● **WRITTEN EXERCISE**:
Copy the data that follows, character for character, minus the pictures.

● **Dataset items**:
====
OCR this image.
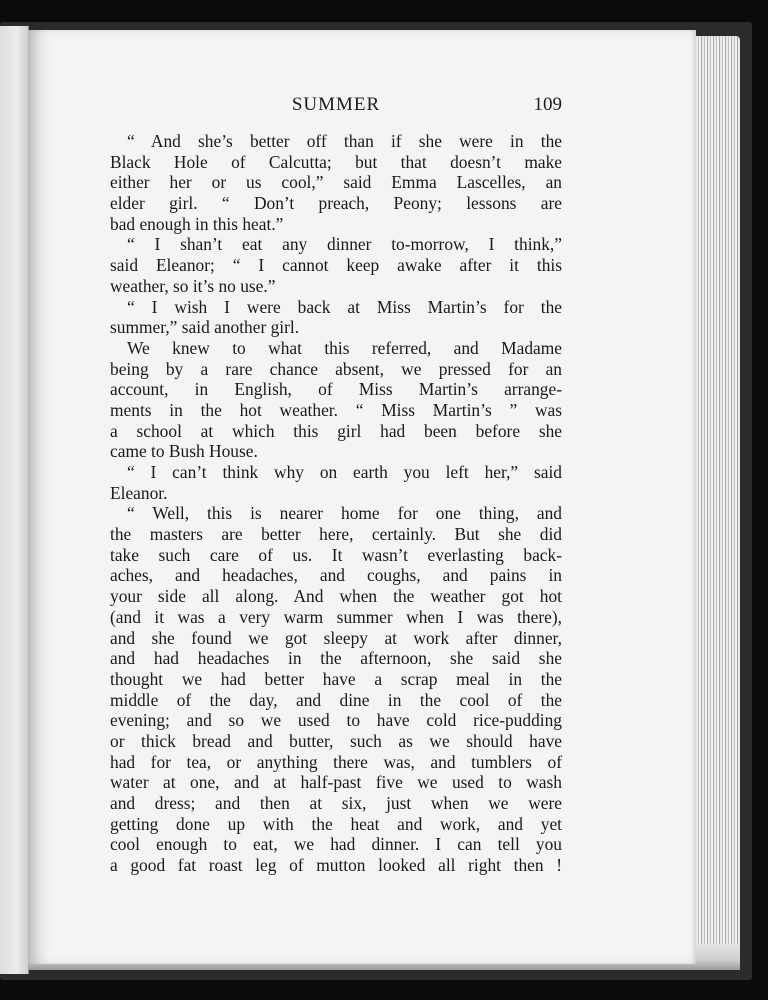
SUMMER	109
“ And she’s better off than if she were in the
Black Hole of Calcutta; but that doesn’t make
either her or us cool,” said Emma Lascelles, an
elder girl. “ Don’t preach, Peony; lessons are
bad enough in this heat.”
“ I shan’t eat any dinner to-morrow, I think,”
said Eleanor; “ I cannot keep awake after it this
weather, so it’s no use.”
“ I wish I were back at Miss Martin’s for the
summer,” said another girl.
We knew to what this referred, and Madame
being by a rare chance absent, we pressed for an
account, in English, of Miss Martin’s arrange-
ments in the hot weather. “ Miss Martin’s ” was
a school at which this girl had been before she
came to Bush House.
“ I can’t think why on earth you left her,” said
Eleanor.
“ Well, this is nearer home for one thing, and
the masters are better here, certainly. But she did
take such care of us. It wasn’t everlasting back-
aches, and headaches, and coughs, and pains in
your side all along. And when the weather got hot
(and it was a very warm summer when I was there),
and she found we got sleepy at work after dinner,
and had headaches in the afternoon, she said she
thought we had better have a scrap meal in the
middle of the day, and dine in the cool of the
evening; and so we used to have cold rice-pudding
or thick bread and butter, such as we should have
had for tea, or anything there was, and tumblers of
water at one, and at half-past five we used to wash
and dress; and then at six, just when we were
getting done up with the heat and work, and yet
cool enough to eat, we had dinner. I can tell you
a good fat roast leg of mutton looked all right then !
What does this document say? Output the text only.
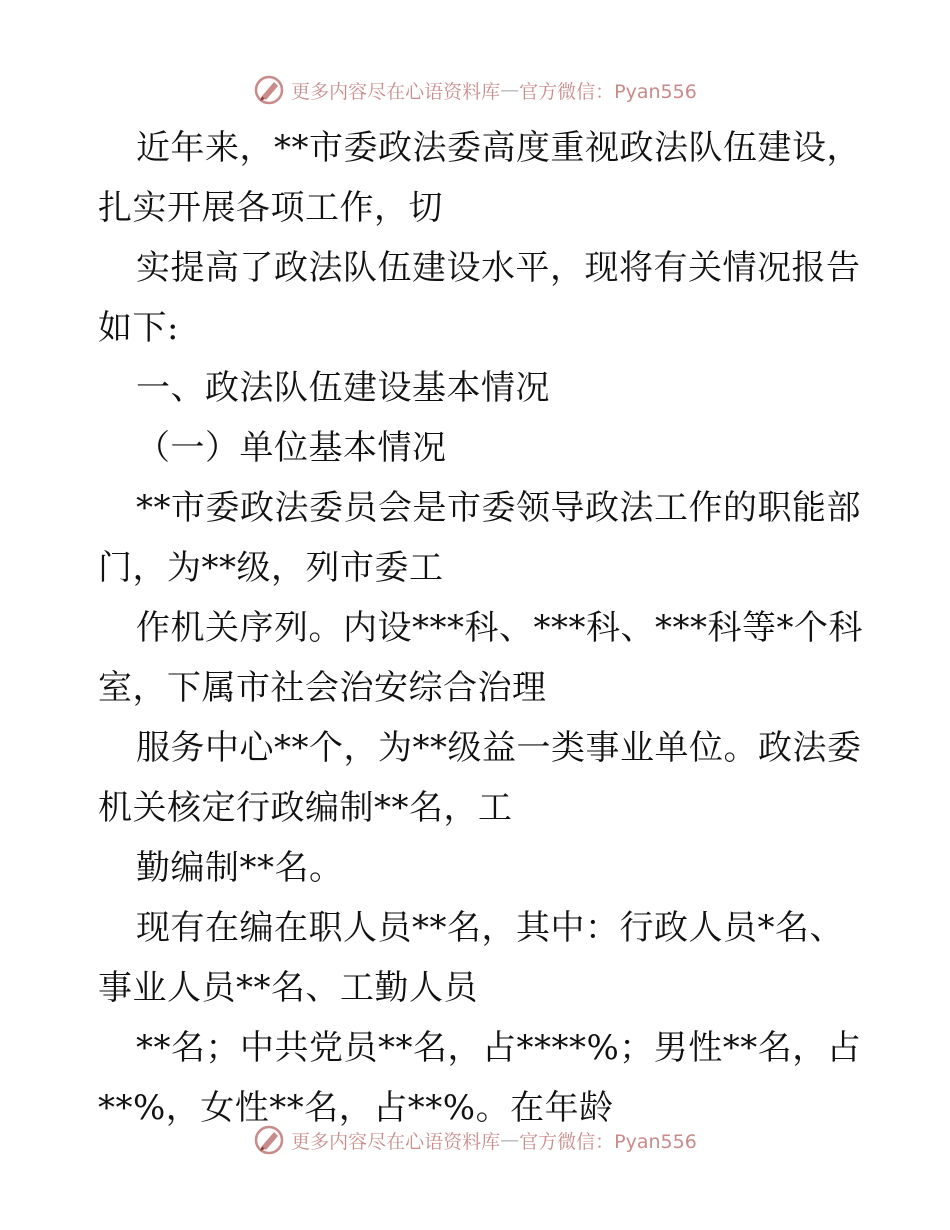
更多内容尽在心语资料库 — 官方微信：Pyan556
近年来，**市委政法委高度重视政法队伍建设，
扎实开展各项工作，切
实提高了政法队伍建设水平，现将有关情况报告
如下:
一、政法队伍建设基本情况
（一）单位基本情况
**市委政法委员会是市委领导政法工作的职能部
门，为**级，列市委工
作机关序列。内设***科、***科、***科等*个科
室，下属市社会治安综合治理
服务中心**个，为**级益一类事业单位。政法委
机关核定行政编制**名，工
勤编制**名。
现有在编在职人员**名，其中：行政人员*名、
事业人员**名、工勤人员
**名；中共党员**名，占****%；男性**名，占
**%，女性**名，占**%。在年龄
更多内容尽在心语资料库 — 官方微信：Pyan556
====
● **SOLUTION FOR THIS EXERCISE**:
OCR this image.
SUMMER	109
“ And she’s better off than if she were in the
Black Hole of Calcutta; but that doesn’t make
either her or us cool,” said Emma Lascelles, an
elder girl. “ Don’t preach, Peony; lessons are
bad enough in this heat.”
“ I shan’t eat any dinner to-morrow, I think,”
said Eleanor; “ I cannot keep awake after it this
weather, so it’s no use.”
“ I wish I were back at Miss Martin’s for the
summer,” said another girl.
We knew to what this referred, and Madame
being by a rare chance absent, we pressed for an
account, in English, of Miss Martin’s arrange-
ments in the hot weather. “ Miss Martin’s ” was
a school at which this girl had been before she
came to Bush House.
“ I can’t think why on earth you left her,” said
Eleanor.
“ Well, this is nearer home for one thing, and
the masters are better here, certainly. But she did
take such care of us. It wasn’t everlasting back-
aches, and headaches, and coughs, and pains in
your side all along. And when the weather got hot
(and it was a very warm summer when I was there),
and she found we got sleepy at work after dinner,
and had headaches in the afternoon, she said she
thought we had better have a scrap meal in the
middle of the day, and dine in the cool of the
evening; and so we used to have cold rice-pudding
or thick bread and butter, such as we should have
had for tea, or anything there was, and tumblers of
water at one, and at half-past five we used to wash
and dress; and then at six, just when we were
getting done up with the heat and work, and yet
cool enough to eat, we had dinner. I can tell you
a good fat roast leg of mutton looked all right then !
What does this document say? Output the text only.
更多内容尽在心语资料库 — 官方微信：Pyan556
近年来，**市委政法委高度重视政法队伍建设，
扎实开展各项工作，切
实提高了政法队伍建设水平，现将有关情况报告
如下:
一、政法队伍建设基本情况
（一）单位基本情况
**市委政法委员会是市委领导政法工作的职能部
门，为**级，列市委工
作机关序列。内设***科、***科、***科等*个科
室，下属市社会治安综合治理
服务中心**个，为**级益一类事业单位。政法委
机关核定行政编制**名，工
勤编制**名。
现有在编在职人员**名，其中：行政人员*名、
事业人员**名、工勤人员
**名；中共党员**名，占****%；男性**名，占
**%，女性**名，占**%。在年龄
更多内容尽在心语资料库 — 官方微信：Pyan556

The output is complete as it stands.